───── DOCUMENT EXTRACT ─────

Securities and Exchange Board of India (Sebi), recently said "We know the entire story about how the shampoo market in India exploded when it moved from bottles to sachets and people could afford to buy a ₹1 sachet or ₹2 sachet of shampoo, but could never have afforded to buy ₹100 bottle, the market just exploded". Its heartening to see what happened in consumer goods is now getting replicated in financial markets as well. The new entrant in this trend are—bonds.
In its meeting on 30 April, the board of Sebi approved the proposal to reduce the minimum ticket size for privately placed listed bonds to only Rs10,000 from Rs1 lakh earlier. Let us understand why it was done and what implications this has for investors, bond market, and issuers. Uday Kotak, founder of Kotak Mahindra Bank, recently pointed out that it will be a one-legged race for Indian growth story unless debt markets grow.
The implication being that India cannot grow if only equity markets are developed and bond markets are left behind. For Indian debt markets to grow, retail participation is imperative. However, till now, the minimum ticket size for privately placed listed bonds, which constitute 98% of the bond market, had been kept at Rs1 lakh.
This high entry barrier was a deterrent for a majority of the retail investors. Furthermore, in view of this high price, an ordinary investor would not have been able to opt for more than one issuer, thereby leading to very high concentration in that investor’s portfolio. This made the asset class unattractive from risk-adjusted return point of view for the investor.

───── ENTRIES SHOWN ─────

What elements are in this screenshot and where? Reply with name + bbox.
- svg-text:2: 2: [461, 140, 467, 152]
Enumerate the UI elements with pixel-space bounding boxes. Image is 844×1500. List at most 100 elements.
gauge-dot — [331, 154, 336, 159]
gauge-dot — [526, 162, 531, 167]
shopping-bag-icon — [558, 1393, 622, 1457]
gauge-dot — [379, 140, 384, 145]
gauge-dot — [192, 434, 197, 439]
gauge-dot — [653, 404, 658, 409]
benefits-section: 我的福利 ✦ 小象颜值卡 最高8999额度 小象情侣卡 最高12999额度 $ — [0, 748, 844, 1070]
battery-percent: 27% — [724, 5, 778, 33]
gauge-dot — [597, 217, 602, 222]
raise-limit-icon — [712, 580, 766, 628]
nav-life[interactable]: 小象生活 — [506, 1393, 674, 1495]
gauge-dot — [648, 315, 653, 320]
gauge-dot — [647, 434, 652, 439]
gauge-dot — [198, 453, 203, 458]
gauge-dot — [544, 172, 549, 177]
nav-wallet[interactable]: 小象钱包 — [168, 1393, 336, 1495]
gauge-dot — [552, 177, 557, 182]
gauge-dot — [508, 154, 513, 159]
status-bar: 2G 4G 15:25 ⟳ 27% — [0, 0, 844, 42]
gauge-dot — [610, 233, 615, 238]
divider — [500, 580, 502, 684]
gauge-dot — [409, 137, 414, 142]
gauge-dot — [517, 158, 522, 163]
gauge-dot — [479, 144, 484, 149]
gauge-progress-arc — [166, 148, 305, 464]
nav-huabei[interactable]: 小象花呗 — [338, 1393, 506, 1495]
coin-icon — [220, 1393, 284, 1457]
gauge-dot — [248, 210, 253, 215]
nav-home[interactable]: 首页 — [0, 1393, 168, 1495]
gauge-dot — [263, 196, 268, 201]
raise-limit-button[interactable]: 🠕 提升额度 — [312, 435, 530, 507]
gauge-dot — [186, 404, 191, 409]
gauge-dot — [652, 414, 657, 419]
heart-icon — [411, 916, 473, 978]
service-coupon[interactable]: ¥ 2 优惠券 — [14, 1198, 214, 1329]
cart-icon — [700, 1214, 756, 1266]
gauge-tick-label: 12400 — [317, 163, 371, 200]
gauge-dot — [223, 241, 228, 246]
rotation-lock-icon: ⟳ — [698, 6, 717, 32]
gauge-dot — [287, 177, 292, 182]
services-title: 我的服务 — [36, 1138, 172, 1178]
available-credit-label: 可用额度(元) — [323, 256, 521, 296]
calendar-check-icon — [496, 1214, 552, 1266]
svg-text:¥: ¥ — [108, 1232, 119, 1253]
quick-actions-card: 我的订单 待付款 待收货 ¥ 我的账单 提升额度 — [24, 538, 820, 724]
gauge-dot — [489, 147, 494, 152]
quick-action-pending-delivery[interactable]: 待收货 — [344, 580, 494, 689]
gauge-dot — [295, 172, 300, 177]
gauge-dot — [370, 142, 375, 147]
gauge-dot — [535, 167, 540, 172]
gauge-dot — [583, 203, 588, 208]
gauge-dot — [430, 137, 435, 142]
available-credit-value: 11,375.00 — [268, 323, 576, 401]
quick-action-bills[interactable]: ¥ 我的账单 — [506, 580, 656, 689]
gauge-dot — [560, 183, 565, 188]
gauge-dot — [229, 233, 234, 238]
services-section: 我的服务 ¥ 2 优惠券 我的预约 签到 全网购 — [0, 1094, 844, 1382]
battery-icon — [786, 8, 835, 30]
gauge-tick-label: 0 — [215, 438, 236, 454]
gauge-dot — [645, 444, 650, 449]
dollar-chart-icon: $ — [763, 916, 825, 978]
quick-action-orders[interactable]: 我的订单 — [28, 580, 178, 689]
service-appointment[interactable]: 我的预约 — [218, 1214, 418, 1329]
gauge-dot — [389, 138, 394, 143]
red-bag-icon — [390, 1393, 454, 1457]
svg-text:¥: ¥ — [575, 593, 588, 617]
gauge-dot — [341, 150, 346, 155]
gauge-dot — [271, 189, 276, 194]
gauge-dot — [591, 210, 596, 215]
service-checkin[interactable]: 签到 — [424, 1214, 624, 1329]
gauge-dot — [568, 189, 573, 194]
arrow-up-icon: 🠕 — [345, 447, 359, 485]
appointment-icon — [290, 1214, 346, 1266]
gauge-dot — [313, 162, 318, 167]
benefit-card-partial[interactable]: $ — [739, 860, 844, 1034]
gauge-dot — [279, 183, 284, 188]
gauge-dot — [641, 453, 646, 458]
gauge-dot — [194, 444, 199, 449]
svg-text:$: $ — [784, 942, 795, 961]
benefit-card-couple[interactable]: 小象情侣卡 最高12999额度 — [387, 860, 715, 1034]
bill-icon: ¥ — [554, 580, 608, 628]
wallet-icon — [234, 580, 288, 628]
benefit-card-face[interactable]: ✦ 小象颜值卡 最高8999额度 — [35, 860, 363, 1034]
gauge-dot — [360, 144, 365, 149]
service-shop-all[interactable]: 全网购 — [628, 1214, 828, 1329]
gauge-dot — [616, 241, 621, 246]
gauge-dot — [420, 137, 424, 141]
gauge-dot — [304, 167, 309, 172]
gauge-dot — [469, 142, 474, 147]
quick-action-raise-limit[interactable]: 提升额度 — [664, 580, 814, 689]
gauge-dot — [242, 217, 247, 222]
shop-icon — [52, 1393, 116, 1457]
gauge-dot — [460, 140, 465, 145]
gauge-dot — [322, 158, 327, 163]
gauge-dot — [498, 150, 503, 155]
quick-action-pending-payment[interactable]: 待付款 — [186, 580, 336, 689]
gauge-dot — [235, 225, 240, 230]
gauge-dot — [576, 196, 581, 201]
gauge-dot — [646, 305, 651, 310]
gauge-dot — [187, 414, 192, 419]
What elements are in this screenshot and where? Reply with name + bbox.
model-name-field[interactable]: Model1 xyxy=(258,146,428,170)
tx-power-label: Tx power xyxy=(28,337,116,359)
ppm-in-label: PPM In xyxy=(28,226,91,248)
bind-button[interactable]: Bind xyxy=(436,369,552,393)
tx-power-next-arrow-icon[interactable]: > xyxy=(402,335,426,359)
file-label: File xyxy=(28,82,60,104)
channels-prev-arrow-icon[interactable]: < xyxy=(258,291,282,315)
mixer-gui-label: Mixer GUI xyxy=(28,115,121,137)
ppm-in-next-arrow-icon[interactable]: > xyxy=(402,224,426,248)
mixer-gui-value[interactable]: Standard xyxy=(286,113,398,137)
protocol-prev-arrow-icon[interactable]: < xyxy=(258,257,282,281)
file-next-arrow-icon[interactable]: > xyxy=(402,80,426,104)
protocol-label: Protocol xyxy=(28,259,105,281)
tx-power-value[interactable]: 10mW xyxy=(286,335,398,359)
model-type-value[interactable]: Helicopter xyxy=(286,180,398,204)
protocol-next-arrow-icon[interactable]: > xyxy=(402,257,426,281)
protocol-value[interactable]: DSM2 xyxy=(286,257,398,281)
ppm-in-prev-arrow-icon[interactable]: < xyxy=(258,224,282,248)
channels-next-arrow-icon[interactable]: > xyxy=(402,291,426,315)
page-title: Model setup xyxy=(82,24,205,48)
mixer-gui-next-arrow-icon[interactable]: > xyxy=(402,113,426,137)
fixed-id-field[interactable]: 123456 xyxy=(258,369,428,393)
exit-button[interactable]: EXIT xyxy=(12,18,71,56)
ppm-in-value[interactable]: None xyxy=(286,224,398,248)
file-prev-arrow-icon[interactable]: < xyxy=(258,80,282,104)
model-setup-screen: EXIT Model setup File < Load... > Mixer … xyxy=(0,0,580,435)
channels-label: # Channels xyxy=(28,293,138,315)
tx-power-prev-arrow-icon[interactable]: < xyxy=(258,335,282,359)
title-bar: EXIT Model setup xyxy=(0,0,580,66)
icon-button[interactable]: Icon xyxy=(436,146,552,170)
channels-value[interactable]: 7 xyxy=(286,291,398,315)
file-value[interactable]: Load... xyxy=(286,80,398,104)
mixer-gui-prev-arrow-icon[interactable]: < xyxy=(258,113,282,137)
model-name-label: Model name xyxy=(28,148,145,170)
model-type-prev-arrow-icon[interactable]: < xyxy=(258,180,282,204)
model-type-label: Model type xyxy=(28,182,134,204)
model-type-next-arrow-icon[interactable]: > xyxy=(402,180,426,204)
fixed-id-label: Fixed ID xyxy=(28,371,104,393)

─────

→ TASK DESCRIPTION: In the article on Sebi's bond ticket size, what new minimum ticket size for privately placed listed bonds did the Sebi board approve on 30 April?

→ ANSWER TO THE PROBLEM: Rs10,000, down from Rs1 lakh.